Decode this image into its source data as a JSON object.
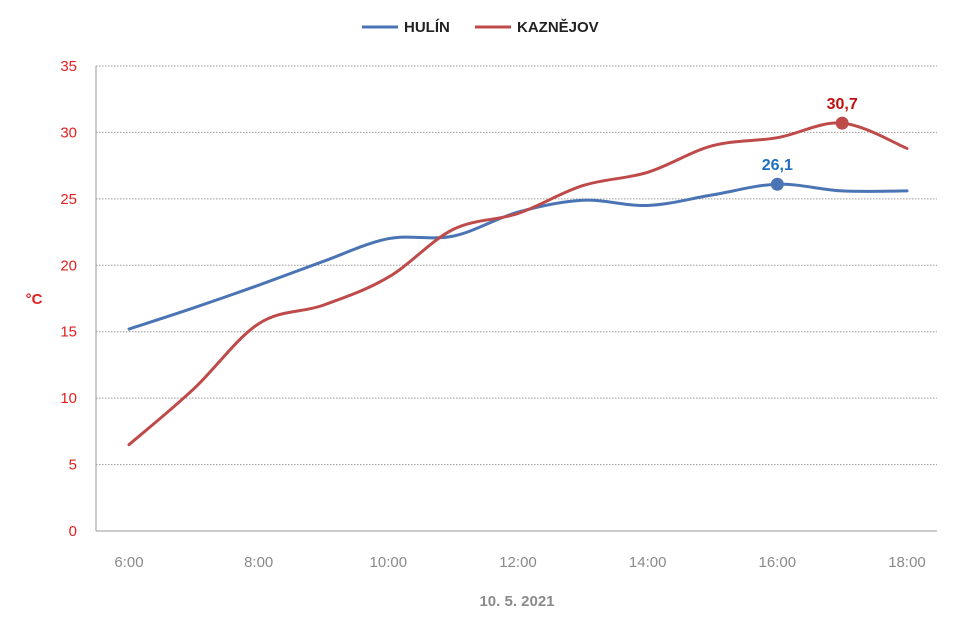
{
  "chart_data": {
    "type": "line",
    "xlabel": "10. 5. 2021",
    "ylabel": "°C",
    "ylim": [
      0,
      35
    ],
    "yticks": [
      "0",
      "5",
      "10",
      "15",
      "20",
      "25",
      "30",
      "35"
    ],
    "x": [
      "6:00",
      "7:00",
      "8:00",
      "9:00",
      "10:00",
      "11:00",
      "12:00",
      "13:00",
      "14:00",
      "15:00",
      "16:00",
      "17:00",
      "18:00"
    ],
    "xtick_labels": [
      "6:00",
      "8:00",
      "10:00",
      "12:00",
      "14:00",
      "16:00",
      "18:00"
    ],
    "grid": "horizontal",
    "legend_position": "top",
    "series": [
      {
        "name": "HULÍN",
        "color": "#4a74b4",
        "values": [
          15.2,
          16.8,
          18.5,
          20.3,
          22.0,
          22.2,
          24.0,
          24.9,
          24.5,
          25.3,
          26.1,
          25.6,
          25.6
        ],
        "highlight": {
          "index": 10,
          "label": "26,1",
          "label_color": "#1f6fbf"
        }
      },
      {
        "name": "KAZNĚJOV",
        "color": "#bf4a4a",
        "values": [
          6.5,
          10.7,
          15.6,
          17.0,
          19.1,
          22.7,
          23.9,
          26.0,
          27.0,
          29.0,
          29.6,
          30.7,
          28.8
        ],
        "highlight": {
          "index": 11,
          "label": "30,7",
          "label_color": "#c01010"
        }
      }
    ]
  }
}
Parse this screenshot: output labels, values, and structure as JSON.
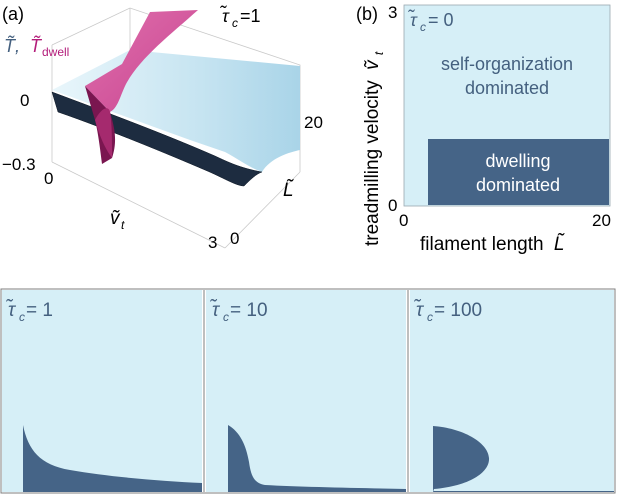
{
  "panel_a": {
    "label": "(a)",
    "title_tau": "τ̃",
    "title_sub": "c",
    "title_value": " =1",
    "zlabel_T": "T̃,",
    "zlabel_Td": "T̃",
    "zlabel_Td_sub": "dwell",
    "z_ticks": [
      "0",
      "−0.3"
    ],
    "x_ticks": [
      "0",
      "3"
    ],
    "x_label": "ṽ",
    "x_label_sub": "t",
    "y_ticks": [
      "0",
      "20"
    ],
    "y_label": "L̃",
    "colors": {
      "surface_T": "#c9e8f4",
      "surface_T_dark": "#1c2b3f",
      "surface_Td": "#d8549a",
      "surface_Td_dark": "#7c1450"
    }
  },
  "panel_b": {
    "label": "(b)",
    "tau_label": "τ̃",
    "tau_sub": "c",
    "tau_value": " = 0",
    "self_org_line1": "self-organization",
    "self_org_line2": "dominated",
    "dwell_line1": "dwelling",
    "dwell_line2": "dominated",
    "xlabel": "filament length",
    "xlabel_sym": "L̃",
    "ylabel": "treadmilling velocity",
    "ylabel_sym": "ṽ",
    "ylabel_sub": "t",
    "x_ticks": [
      "0",
      "20"
    ],
    "y_ticks": [
      "0",
      "3"
    ],
    "colors": {
      "self_org": "#d6eff7",
      "dwell": "#456487",
      "text_light": "#44607f",
      "text_dark": "#ffffff"
    }
  },
  "bottom_panels": [
    {
      "tau_label": "τ̃",
      "tau_sub": "c",
      "tau_value": " = 1"
    },
    {
      "tau_label": "τ̃",
      "tau_sub": "c",
      "tau_value": " = 10"
    },
    {
      "tau_label": "τ̃",
      "tau_sub": "c",
      "tau_value": " = 100"
    }
  ]
}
___
Exercise requirements:
Report how many lines of the records above contain the word "this", and give only that number.

Solution below:
2